### Short task:
In the listing below, locate the lines bearing the word "kind". Copy every one of them.
— START Dataset rows —
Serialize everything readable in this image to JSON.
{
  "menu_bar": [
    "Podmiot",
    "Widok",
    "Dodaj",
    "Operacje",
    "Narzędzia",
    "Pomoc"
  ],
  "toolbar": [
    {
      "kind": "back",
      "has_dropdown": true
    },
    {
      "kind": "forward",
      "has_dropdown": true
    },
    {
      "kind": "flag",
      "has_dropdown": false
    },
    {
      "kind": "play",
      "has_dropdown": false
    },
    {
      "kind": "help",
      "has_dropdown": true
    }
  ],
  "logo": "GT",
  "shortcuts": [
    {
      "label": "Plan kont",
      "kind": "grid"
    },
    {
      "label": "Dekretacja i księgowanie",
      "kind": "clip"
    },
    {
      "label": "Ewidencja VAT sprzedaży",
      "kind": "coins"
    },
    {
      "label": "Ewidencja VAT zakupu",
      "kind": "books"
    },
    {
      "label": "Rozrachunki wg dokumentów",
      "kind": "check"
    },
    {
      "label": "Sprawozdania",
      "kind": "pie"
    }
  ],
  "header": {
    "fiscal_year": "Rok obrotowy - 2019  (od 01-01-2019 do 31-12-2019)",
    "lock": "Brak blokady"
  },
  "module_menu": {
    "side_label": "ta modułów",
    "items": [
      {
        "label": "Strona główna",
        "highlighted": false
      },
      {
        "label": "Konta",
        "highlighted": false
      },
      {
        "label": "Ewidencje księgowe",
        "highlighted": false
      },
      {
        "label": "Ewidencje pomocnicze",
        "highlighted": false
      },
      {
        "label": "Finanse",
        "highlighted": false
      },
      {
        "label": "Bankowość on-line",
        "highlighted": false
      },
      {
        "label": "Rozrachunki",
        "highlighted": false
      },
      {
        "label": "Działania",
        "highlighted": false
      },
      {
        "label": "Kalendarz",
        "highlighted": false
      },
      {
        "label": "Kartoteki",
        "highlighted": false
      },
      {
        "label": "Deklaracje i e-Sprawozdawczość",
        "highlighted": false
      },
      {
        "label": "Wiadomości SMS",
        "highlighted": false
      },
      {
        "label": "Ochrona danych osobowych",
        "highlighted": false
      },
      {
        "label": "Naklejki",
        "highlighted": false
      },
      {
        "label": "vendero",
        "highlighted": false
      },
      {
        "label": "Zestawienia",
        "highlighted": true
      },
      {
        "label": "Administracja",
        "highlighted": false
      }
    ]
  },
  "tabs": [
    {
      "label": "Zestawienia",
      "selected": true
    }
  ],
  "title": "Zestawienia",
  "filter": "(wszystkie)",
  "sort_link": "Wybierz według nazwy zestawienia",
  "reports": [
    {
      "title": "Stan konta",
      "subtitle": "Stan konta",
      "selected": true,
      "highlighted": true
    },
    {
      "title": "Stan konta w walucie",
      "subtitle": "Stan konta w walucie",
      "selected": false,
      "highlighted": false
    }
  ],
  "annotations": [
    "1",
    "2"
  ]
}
— END Dataset rows —
### Answer below:
      "kind": "back",
      "kind": "forward",
      "kind": "flag",
      "kind": "play",
      "kind": "help",
      "kind": "grid"
      "kind": "clip"
      "kind": "coins"
      "kind": "books"
      "kind": "check"
      "kind": "pie"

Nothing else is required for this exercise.